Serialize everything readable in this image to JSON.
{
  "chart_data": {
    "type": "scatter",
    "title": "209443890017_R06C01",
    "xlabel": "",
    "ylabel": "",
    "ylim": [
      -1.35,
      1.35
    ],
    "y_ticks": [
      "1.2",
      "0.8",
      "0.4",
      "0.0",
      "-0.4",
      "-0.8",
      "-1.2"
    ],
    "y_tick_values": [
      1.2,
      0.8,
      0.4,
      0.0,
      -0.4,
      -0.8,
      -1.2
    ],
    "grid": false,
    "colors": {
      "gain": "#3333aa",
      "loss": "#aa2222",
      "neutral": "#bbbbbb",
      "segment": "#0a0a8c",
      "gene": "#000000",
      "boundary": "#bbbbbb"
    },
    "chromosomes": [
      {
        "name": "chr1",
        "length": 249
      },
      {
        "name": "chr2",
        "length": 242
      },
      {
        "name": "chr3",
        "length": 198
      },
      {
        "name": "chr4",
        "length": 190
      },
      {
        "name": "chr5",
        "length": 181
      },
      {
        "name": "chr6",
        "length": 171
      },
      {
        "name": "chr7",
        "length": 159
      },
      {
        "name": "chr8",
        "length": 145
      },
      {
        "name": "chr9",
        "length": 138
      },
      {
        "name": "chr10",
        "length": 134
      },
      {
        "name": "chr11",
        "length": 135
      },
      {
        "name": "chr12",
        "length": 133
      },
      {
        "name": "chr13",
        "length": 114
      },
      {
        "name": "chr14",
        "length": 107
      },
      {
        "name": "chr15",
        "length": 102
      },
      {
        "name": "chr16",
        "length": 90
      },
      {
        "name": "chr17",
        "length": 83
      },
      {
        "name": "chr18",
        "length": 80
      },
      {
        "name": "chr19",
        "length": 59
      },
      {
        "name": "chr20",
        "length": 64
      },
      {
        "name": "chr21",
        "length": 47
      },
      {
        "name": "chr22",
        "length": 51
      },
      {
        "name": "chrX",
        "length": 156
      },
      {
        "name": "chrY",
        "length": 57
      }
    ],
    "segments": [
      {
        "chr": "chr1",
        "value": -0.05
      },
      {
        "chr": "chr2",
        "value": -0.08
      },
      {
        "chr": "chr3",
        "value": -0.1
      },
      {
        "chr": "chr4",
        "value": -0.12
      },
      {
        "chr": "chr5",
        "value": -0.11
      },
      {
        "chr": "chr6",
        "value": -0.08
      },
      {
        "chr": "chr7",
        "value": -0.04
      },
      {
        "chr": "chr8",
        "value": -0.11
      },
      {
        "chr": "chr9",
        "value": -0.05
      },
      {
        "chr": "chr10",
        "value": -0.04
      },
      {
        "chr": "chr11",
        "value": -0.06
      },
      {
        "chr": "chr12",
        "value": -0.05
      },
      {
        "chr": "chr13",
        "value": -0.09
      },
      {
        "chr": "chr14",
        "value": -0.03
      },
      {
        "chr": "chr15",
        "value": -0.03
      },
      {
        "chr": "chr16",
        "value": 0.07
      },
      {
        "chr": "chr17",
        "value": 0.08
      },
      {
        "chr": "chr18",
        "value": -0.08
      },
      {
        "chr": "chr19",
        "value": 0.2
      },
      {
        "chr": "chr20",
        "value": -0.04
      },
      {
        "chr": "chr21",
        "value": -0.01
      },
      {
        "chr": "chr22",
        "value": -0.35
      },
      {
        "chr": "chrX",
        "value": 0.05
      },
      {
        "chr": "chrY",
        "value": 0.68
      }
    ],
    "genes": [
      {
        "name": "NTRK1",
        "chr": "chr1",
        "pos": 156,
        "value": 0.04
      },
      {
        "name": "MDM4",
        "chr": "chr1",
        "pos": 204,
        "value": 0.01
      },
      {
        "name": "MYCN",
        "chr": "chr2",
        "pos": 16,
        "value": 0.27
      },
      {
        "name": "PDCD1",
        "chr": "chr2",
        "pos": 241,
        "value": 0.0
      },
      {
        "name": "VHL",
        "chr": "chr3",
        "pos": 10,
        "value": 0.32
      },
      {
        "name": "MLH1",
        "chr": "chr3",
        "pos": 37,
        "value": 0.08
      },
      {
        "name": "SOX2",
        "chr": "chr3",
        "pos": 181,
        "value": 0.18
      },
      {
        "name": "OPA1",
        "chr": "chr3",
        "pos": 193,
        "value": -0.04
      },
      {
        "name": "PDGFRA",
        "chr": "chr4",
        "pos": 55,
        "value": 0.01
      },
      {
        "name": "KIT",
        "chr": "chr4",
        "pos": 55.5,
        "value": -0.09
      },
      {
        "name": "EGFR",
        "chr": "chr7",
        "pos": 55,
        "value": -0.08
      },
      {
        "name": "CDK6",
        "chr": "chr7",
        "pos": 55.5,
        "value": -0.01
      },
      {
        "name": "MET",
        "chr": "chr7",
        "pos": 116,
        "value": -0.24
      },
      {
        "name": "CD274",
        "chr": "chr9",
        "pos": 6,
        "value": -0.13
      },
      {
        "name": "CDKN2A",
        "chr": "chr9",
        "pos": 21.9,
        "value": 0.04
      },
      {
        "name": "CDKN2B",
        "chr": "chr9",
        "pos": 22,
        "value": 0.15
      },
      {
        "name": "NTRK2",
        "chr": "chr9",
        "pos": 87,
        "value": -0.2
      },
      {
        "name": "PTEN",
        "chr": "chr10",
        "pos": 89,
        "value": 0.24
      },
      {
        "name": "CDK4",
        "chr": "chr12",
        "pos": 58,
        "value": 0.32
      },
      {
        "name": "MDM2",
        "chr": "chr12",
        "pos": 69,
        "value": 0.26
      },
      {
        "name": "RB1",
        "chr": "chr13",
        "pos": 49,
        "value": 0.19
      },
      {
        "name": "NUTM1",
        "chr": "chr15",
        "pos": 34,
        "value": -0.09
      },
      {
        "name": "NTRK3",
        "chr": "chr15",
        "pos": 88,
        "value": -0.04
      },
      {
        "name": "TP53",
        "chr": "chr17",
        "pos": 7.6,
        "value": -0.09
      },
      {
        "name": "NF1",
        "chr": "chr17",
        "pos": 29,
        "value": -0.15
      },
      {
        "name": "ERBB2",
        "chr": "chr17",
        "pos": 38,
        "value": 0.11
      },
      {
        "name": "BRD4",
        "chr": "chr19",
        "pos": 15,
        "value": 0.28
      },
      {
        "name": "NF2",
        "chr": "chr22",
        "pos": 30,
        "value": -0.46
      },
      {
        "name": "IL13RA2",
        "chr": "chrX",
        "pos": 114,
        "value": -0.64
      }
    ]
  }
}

^^^^^^^^^^^^^^^^

**About this exercise**: The records above are to be transcribed exactly and completely.

**Completed exercise**:
Serialize everything readable in this image to JSON.
{
  "chart_data": {
    "type": "scatter",
    "title": "209443890017_R06C01",
    "xlabel": "",
    "ylabel": "",
    "ylim": [
      -1.35,
      1.35
    ],
    "y_ticks": [
      "1.2",
      "0.8",
      "0.4",
      "0.0",
      "-0.4",
      "-0.8",
      "-1.2"
    ],
    "y_tick_values": [
      1.2,
      0.8,
      0.4,
      0.0,
      -0.4,
      -0.8,
      -1.2
    ],
    "grid": false,
    "colors": {
      "gain": "#3333aa",
      "loss": "#aa2222",
      "neutral": "#bbbbbb",
      "segment": "#0a0a8c",
      "gene": "#000000",
      "boundary": "#bbbbbb"
    },
    "chromosomes": [
      {
        "name": "chr1",
        "length": 249
      },
      {
        "name": "chr2",
        "length": 242
      },
      {
        "name": "chr3",
        "length": 198
      },
      {
        "name": "chr4",
        "length": 190
      },
      {
        "name": "chr5",
        "length": 181
      },
      {
        "name": "chr6",
        "length": 171
      },
      {
        "name": "chr7",
        "length": 159
      },
      {
        "name": "chr8",
        "length": 145
      },
      {
        "name": "chr9",
        "length": 138
      },
      {
        "name": "chr10",
        "length": 134
      },
      {
        "name": "chr11",
        "length": 135
      },
      {
        "name": "chr12",
        "length": 133
      },
      {
        "name": "chr13",
        "length": 114
      },
      {
        "name": "chr14",
        "length": 107
      },
      {
        "name": "chr15",
        "length": 102
      },
      {
        "name": "chr16",
        "length": 90
      },
      {
        "name": "chr17",
        "length": 83
      },
      {
        "name": "chr18",
        "length": 80
      },
      {
        "name": "chr19",
        "length": 59
      },
      {
        "name": "chr20",
        "length": 64
      },
      {
        "name": "chr21",
        "length": 47
      },
      {
        "name": "chr22",
        "length": 51
      },
      {
        "name": "chrX",
        "length": 156
      },
      {
        "name": "chrY",
        "length": 57
      }
    ],
    "segments": [
      {
        "chr": "chr1",
        "value": -0.05
      },
      {
        "chr": "chr2",
        "value": -0.08
      },
      {
        "chr": "chr3",
        "value": -0.1
      },
      {
        "chr": "chr4",
        "value": -0.12
      },
      {
        "chr": "chr5",
        "value": -0.11
      },
      {
        "chr": "chr6",
        "value": -0.08
      },
      {
        "chr": "chr7",
        "value": -0.04
      },
      {
        "chr": "chr8",
        "value": -0.11
      },
      {
        "chr": "chr9",
        "value": -0.05
      },
      {
        "chr": "chr10",
        "value": -0.04
      },
      {
        "chr": "chr11",
        "value": -0.06
      },
      {
        "chr": "chr12",
        "value": -0.05
      },
      {
        "chr": "chr13",
        "value": -0.09
      },
      {
        "chr": "chr14",
        "value": -0.03
      },
      {
        "chr": "chr15",
        "value": -0.03
      },
      {
        "chr": "chr16",
        "value": 0.07
      },
      {
        "chr": "chr17",
        "value": 0.08
      },
      {
        "chr": "chr18",
        "value": -0.08
      },
      {
        "chr": "chr19",
        "value": 0.2
      },
      {
        "chr": "chr20",
        "value": -0.04
      },
      {
        "chr": "chr21",
        "value": -0.01
      },
      {
        "chr": "chr22",
        "value": -0.35
      },
      {
        "chr": "chrX",
        "value": 0.05
      },
      {
        "chr": "chrY",
        "value": 0.68
      }
    ],
    "genes": [
      {
        "name": "NTRK1",
        "chr": "chr1",
        "pos": 156,
        "value": 0.04
      },
      {
        "name": "MDM4",
        "chr": "chr1",
        "pos": 204,
        "value": 0.01
      },
      {
        "name": "MYCN",
        "chr": "chr2",
        "pos": 16,
        "value": 0.27
      },
      {
        "name": "PDCD1",
        "chr": "chr2",
        "pos": 241,
        "value": 0.0
      },
      {
        "name": "VHL",
        "chr": "chr3",
        "pos": 10,
        "value": 0.32
      },
      {
        "name": "MLH1",
        "chr": "chr3",
        "pos": 37,
        "value": 0.08
      },
      {
        "name": "SOX2",
        "chr": "chr3",
        "pos": 181,
        "value": 0.18
      },
      {
        "name": "OPA1",
        "chr": "chr3",
        "pos": 193,
        "value": -0.04
      },
      {
        "name": "PDGFRA",
        "chr": "chr4",
        "pos": 55,
        "value": 0.01
      },
      {
        "name": "KIT",
        "chr": "chr4",
        "pos": 55.5,
        "value": -0.09
      },
      {
        "name": "EGFR",
        "chr": "chr7",
        "pos": 55,
        "value": -0.08
      },
      {
        "name": "CDK6",
        "chr": "chr7",
        "pos": 55.5,
        "value": -0.01
      },
      {
        "name": "MET",
        "chr": "chr7",
        "pos": 116,
        "value": -0.24
      },
      {
        "name": "CD274",
        "chr": "chr9",
        "pos": 6,
        "value": -0.13
      },
      {
        "name": "CDKN2A",
        "chr": "chr9",
        "pos": 21.9,
        "value": 0.04
      },
      {
        "name": "CDKN2B",
        "chr": "chr9",
        "pos": 22,
        "value": 0.15
      },
      {
        "name": "NTRK2",
        "chr": "chr9",
        "pos": 87,
        "value": -0.2
      },
      {
        "name": "PTEN",
        "chr": "chr10",
        "pos": 89,
        "value": 0.24
      },
      {
        "name": "CDK4",
        "chr": "chr12",
        "pos": 58,
        "value": 0.32
      },
      {
        "name": "MDM2",
        "chr": "chr12",
        "pos": 69,
        "value": 0.26
      },
      {
        "name": "RB1",
        "chr": "chr13",
        "pos": 49,
        "value": 0.19
      },
      {
        "name": "NUTM1",
        "chr": "chr15",
        "pos": 34,
        "value": -0.09
      },
      {
        "name": "NTRK3",
        "chr": "chr15",
        "pos": 88,
        "value": -0.04
      },
      {
        "name": "TP53",
        "chr": "chr17",
        "pos": 7.6,
        "value": -0.09
      },
      {
        "name": "NF1",
        "chr": "chr17",
        "pos": 29,
        "value": -0.15
      },
      {
        "name": "ERBB2",
        "chr": "chr17",
        "pos": 38,
        "value": 0.11
      },
      {
        "name": "BRD4",
        "chr": "chr19",
        "pos": 15,
        "value": 0.28
      },
      {
        "name": "NF2",
        "chr": "chr22",
        "pos": 30,
        "value": -0.46
      },
      {
        "name": "IL13RA2",
        "chr": "chrX",
        "pos": 114,
        "value": -0.64
      }
    ]
  }
}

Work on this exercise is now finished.